— GIVEN TASK —
Can you write out all of the material below, word for word?

— DATASET —

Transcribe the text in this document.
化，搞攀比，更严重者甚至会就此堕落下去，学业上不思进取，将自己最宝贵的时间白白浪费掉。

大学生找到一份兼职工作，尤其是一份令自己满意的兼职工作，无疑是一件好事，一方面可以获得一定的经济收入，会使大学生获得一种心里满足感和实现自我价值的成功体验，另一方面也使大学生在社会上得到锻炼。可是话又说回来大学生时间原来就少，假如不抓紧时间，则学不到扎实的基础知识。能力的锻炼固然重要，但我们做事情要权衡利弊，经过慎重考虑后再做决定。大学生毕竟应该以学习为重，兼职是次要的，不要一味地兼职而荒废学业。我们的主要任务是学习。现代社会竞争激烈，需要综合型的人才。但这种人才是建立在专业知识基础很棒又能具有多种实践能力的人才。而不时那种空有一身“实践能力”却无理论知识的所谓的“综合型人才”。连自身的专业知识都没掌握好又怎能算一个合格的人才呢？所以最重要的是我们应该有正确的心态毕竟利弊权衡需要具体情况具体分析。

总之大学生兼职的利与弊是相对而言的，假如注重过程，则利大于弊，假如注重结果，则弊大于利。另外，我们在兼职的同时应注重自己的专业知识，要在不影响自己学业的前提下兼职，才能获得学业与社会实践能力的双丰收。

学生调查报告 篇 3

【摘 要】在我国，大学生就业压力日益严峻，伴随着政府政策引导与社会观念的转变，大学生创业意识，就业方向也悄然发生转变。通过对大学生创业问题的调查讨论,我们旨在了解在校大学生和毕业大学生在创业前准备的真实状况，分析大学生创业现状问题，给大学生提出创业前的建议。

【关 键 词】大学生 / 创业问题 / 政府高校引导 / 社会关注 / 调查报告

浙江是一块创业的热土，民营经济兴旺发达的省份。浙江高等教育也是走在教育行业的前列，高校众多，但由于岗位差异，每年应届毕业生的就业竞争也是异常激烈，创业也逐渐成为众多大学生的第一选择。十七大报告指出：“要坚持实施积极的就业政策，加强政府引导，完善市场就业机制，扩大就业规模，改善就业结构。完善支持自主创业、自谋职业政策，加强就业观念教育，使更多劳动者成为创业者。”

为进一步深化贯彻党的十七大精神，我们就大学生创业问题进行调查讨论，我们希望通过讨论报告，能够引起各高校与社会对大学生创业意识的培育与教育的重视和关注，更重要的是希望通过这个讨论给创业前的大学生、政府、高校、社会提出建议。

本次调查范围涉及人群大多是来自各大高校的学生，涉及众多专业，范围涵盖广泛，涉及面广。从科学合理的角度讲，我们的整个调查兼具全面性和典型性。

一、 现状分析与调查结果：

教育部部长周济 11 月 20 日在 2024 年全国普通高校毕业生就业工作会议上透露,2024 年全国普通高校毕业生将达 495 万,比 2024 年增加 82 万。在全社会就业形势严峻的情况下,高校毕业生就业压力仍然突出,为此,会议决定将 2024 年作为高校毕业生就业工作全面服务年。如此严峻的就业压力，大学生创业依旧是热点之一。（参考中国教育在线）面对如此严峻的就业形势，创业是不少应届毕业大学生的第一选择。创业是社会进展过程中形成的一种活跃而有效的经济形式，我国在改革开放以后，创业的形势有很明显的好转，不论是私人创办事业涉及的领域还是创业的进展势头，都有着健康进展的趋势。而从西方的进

— COMPLETED TASK —
Transcribe the text in this document.
化，搞攀比，更严重者甚至会就此堕落下去，学业上不思进取，将自己最宝贵的时间白白浪费掉。

大学生找到一份兼职工作，尤其是一份令自己满意的兼职工作，无疑是一件好事，一方面可以获得一定的经济收入，会使大学生获得一种心里满足感和实现自我价值的成功体验，另一方面也使大学生在社会上得到锻炼。可是话又说回来大学生时间原来就少，假如不抓紧时间，则学不到扎实的基础知识。能力的锻炼固然重要，但我们做事情要权衡利弊，经过慎重考虑后再做决定。大学生毕竟应该以学习为重，兼职是次要的，不要一味地兼职而荒废学业。我们的主要任务是学习。现代社会竞争激烈，需要综合型的人才。但这种人才是建立在专业知识基础很棒又能具有多种实践能力的人才。而不时那种空有一身“实践能力”却无理论知识的所谓的“综合型人才”。连自身的专业知识都没掌握好又怎能算一个合格的人才呢？所以最重要的是我们应该有正确的心态毕竟利弊权衡需要具体情况具体分析。

总之大学生兼职的利与弊是相对而言的，假如注重过程，则利大于弊，假如注重结果，则弊大于利。另外，我们在兼职的同时应注重自己的专业知识，要在不影响自己学业的前提下兼职，才能获得学业与社会实践能力的双丰收。

学生调查报告 篇 3

【摘 要】在我国，大学生就业压力日益严峻，伴随着政府政策引导与社会观念的转变，大学生创业意识，就业方向也悄然发生转变。通过对大学生创业问题的调查讨论,我们旨在了解在校大学生和毕业大学生在创业前准备的真实状况，分析大学生创业现状问题，给大学生提出创业前的建议。

【关 键 词】大学生 / 创业问题 / 政府高校引导 / 社会关注 / 调查报告

浙江是一块创业的热土，民营经济兴旺发达的省份。浙江高等教育也是走在教育行业的前列，高校众多，但由于岗位差异，每年应届毕业生的就业竞争也是异常激烈，创业也逐渐成为众多大学生的第一选择。十七大报告指出：“要坚持实施积极的就业政策，加强政府引导，完善市场就业机制，扩大就业规模，改善就业结构。完善支持自主创业、自谋职业政策，加强就业观念教育，使更多劳动者成为创业者。”

为进一步深化贯彻党的十七大精神，我们就大学生创业问题进行调查讨论，我们希望通过讨论报告，能够引起各高校与社会对大学生创业意识的培育与教育的重视和关注，更重要的是希望通过这个讨论给创业前的大学生、政府、高校、社会提出建议。

本次调查范围涉及人群大多是来自各大高校的学生，涉及众多专业，范围涵盖广泛，涉及面广。从科学合理的角度讲，我们的整个调查兼具全面性和典型性。

一、 现状分析与调查结果：

教育部部长周济 11 月 20 日在 2024 年全国普通高校毕业生就业工作会议上透露,2024 年全国普通高校毕业生将达 495 万,比 2024 年增加 82 万。在全社会就业形势严峻的情况下,高校毕业生就业压力仍然突出,为此,会议决定将 2024 年作为高校毕业生就业工作全面服务年。如此严峻的就业压力，大学生创业依旧是热点之一。（参考中国教育在线）面对如此严峻的就业形势，创业是不少应届毕业大学生的第一选择。创业是社会进展过程中形成的一种活跃而有效的经济形式，我国在改革开放以后，创业的形势有很明显的好转，不论是私人创办事业涉及的领域还是创业的进展势头，都有着健康进展的趋势。而从西方的进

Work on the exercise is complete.